— begin —

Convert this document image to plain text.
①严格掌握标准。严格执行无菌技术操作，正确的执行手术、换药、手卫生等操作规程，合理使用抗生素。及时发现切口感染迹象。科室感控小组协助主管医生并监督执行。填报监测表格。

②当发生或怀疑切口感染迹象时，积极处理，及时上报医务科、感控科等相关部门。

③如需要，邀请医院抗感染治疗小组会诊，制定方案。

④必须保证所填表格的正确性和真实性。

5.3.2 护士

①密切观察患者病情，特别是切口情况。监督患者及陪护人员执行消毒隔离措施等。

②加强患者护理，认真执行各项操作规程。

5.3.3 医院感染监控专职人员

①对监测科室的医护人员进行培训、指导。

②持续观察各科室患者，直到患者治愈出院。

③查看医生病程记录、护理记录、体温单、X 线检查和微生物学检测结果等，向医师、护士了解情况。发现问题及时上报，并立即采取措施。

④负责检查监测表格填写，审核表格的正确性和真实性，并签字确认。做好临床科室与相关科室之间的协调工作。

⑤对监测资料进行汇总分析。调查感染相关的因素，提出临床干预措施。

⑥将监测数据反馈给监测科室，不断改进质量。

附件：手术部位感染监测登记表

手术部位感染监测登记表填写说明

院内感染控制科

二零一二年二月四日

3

— end —

| STATED EXERCISE |
Exactly as they are written, print the entries again.

| PROBLEM SOLUTION |
Convert this document image to plain text.
①严格掌握标准。严格执行无菌技术操作，正确的执行手术、换药、手卫生等操作规程，合理使用抗生素。及时发现切口感染迹象。科室感控小组协助主管医生并监督执行。填报监测表格。

②当发生或怀疑切口感染迹象时，积极处理，及时上报医务科、感控科等相关部门。

③如需要，邀请医院抗感染治疗小组会诊，制定方案。

④必须保证所填表格的正确性和真实性。

5.3.2 护士

①密切观察患者病情，特别是切口情况。监督患者及陪护人员执行消毒隔离措施等。

②加强患者护理，认真执行各项操作规程。

5.3.3 医院感染监控专职人员

①对监测科室的医护人员进行培训、指导。

②持续观察各科室患者，直到患者治愈出院。

③查看医生病程记录、护理记录、体温单、X 线检查和微生物学检测结果等，向医师、护士了解情况。发现问题及时上报，并立即采取措施。

④负责检查监测表格填写，审核表格的正确性和真实性，并签字确认。做好临床科室与相关科室之间的协调工作。

⑤对监测资料进行汇总分析。调查感染相关的因素，提出临床干预措施。

⑥将监测数据反馈给监测科室，不断改进质量。

附件：手术部位感染监测登记表

手术部位感染监测登记表填写说明

院内感染控制科

二零一二年二月四日

3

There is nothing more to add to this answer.